[Exercise objective] Quote the records beneath, complete and exact. Leave out images.

# Input material start

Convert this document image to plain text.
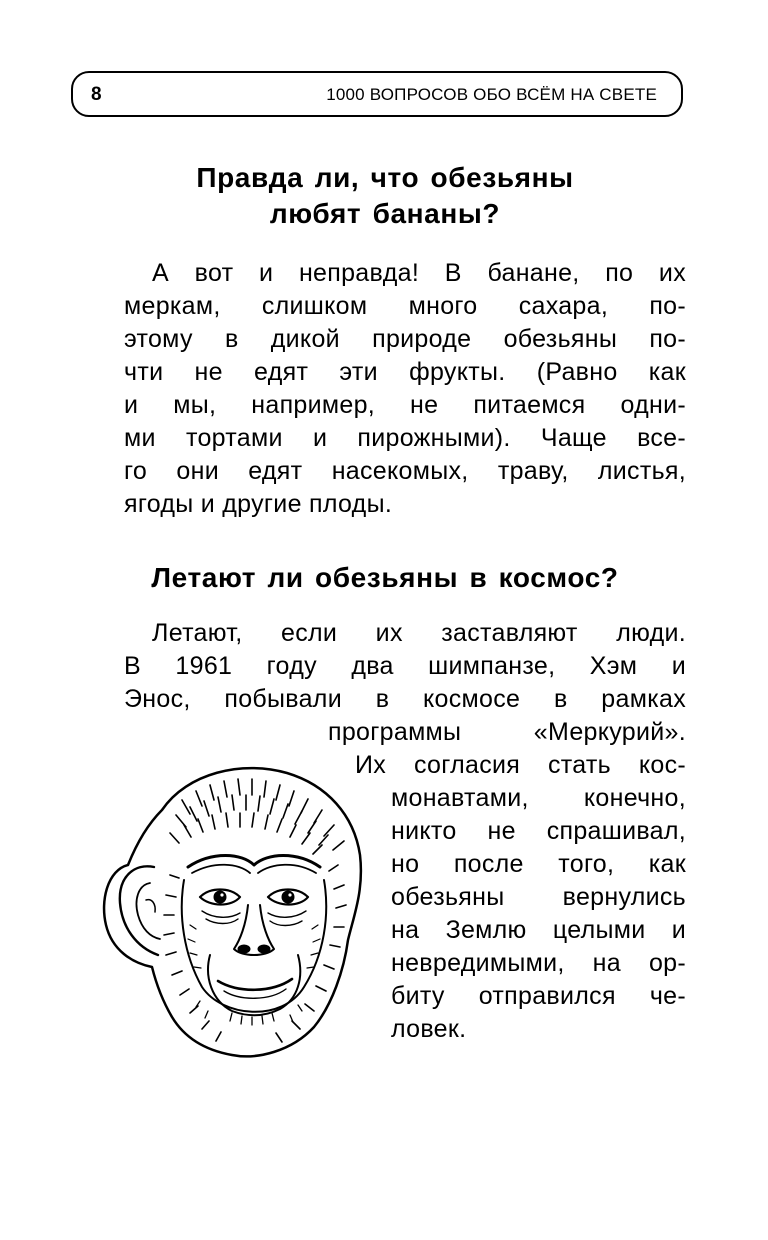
8	1000 ВОПРОСОВ ОБО ВСЁМ НА СВЕТЕ
Правда ли, что обезьяны
любят бананы?
А вот и неправда! В банане, по их
меркам, слишком много сахара, по-
этому в дикой природе обезьяны по-
чти не едят эти фрукты. (Равно как
и мы, например, не питаемся одни-
ми тортами и пирожными). Чаще все-
го они едят насекомых, траву, листья,
ягоды и другие плоды.
Летают ли обезьяны в космос?
Летают, если их заставляют люди.
В 1961 году два шимпанзе, Хэм и
Энос, побывали в космосе в рамках
программы «Меркурий».
Их согласия стать кос-
монавтами, конечно,
никто не спрашивал,
но после того, как
обезьяны вернулись
на Землю целыми и
невредимыми, на ор-
биту отправился че-
ловек.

# Input material end

[The completed task]
Convert this document image to plain text.
8	1000 ВОПРОСОВ ОБО ВСЁМ НА СВЕТЕ
Правда ли, что обезьяны
любят бананы?
А вот и неправда! В банане, по их
меркам, слишком много сахара, по-
этому в дикой природе обезьяны по-
чти не едят эти фрукты. (Равно как
и мы, например, не питаемся одни-
ми тортами и пирожными). Чаще все-
го они едят насекомых, траву, листья,
ягоды и другие плоды.
Летают ли обезьяны в космос?
Летают, если их заставляют люди.
В 1961 году два шимпанзе, Хэм и
Энос, побывали в космосе в рамках
программы «Меркурий».
Их согласия стать кос-
монавтами, конечно,
никто не спрашивал,
но после того, как
обезьяны вернулись
на Землю целыми и
невредимыми, на ор-
биту отправился че-
ловек.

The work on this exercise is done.